* Directive: Every line of the material below should be repeated exactly.

--- BEGIN Task data ---

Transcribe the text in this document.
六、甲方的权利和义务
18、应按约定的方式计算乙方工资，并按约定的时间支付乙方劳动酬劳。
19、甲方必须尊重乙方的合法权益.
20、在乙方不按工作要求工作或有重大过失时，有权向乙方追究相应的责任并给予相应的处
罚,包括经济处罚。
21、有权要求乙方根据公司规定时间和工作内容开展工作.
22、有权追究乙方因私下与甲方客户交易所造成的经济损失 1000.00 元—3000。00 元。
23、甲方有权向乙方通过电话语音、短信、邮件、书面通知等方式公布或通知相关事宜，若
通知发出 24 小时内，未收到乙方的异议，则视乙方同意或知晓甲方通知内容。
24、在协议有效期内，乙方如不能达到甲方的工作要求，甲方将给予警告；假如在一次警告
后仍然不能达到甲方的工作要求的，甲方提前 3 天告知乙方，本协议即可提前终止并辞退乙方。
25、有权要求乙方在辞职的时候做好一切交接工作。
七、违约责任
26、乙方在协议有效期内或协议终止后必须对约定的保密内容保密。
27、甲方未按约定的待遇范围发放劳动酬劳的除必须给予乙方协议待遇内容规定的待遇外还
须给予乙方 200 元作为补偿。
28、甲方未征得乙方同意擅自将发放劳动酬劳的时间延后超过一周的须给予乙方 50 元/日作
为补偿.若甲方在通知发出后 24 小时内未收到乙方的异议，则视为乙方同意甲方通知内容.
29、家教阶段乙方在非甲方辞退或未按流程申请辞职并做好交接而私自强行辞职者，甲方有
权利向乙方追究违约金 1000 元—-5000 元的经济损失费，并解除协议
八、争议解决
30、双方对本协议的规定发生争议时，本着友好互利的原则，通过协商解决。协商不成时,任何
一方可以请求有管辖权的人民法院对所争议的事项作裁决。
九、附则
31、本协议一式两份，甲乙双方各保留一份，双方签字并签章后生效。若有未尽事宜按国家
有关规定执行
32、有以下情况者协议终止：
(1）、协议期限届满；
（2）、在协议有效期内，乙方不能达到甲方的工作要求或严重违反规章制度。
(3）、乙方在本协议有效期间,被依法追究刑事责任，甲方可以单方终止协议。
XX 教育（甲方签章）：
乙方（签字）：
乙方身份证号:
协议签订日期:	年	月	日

--- END Task data ---

* The output:
Transcribe the text in this document.
六、甲方的权利和义务
18、应按约定的方式计算乙方工资，并按约定的时间支付乙方劳动酬劳。
19、甲方必须尊重乙方的合法权益.
20、在乙方不按工作要求工作或有重大过失时，有权向乙方追究相应的责任并给予相应的处
罚,包括经济处罚。
21、有权要求乙方根据公司规定时间和工作内容开展工作.
22、有权追究乙方因私下与甲方客户交易所造成的经济损失 1000.00 元—3000。00 元。
23、甲方有权向乙方通过电话语音、短信、邮件、书面通知等方式公布或通知相关事宜，若
通知发出 24 小时内，未收到乙方的异议，则视乙方同意或知晓甲方通知内容。
24、在协议有效期内，乙方如不能达到甲方的工作要求，甲方将给予警告；假如在一次警告
后仍然不能达到甲方的工作要求的，甲方提前 3 天告知乙方，本协议即可提前终止并辞退乙方。
25、有权要求乙方在辞职的时候做好一切交接工作。
七、违约责任
26、乙方在协议有效期内或协议终止后必须对约定的保密内容保密。
27、甲方未按约定的待遇范围发放劳动酬劳的除必须给予乙方协议待遇内容规定的待遇外还
须给予乙方 200 元作为补偿。
28、甲方未征得乙方同意擅自将发放劳动酬劳的时间延后超过一周的须给予乙方 50 元/日作
为补偿.若甲方在通知发出后 24 小时内未收到乙方的异议，则视为乙方同意甲方通知内容.
29、家教阶段乙方在非甲方辞退或未按流程申请辞职并做好交接而私自强行辞职者，甲方有
权利向乙方追究违约金 1000 元—-5000 元的经济损失费，并解除协议
八、争议解决
30、双方对本协议的规定发生争议时，本着友好互利的原则，通过协商解决。协商不成时,任何
一方可以请求有管辖权的人民法院对所争议的事项作裁决。
九、附则
31、本协议一式两份，甲乙双方各保留一份，双方签字并签章后生效。若有未尽事宜按国家
有关规定执行
32、有以下情况者协议终止：
(1）、协议期限届满；
（2）、在协议有效期内，乙方不能达到甲方的工作要求或严重违反规章制度。
(3）、乙方在本协议有效期间,被依法追究刑事责任，甲方可以单方终止协议。
XX 教育（甲方签章）：
乙方（签字）：
乙方身份证号:
协议签订日期:	年	月	日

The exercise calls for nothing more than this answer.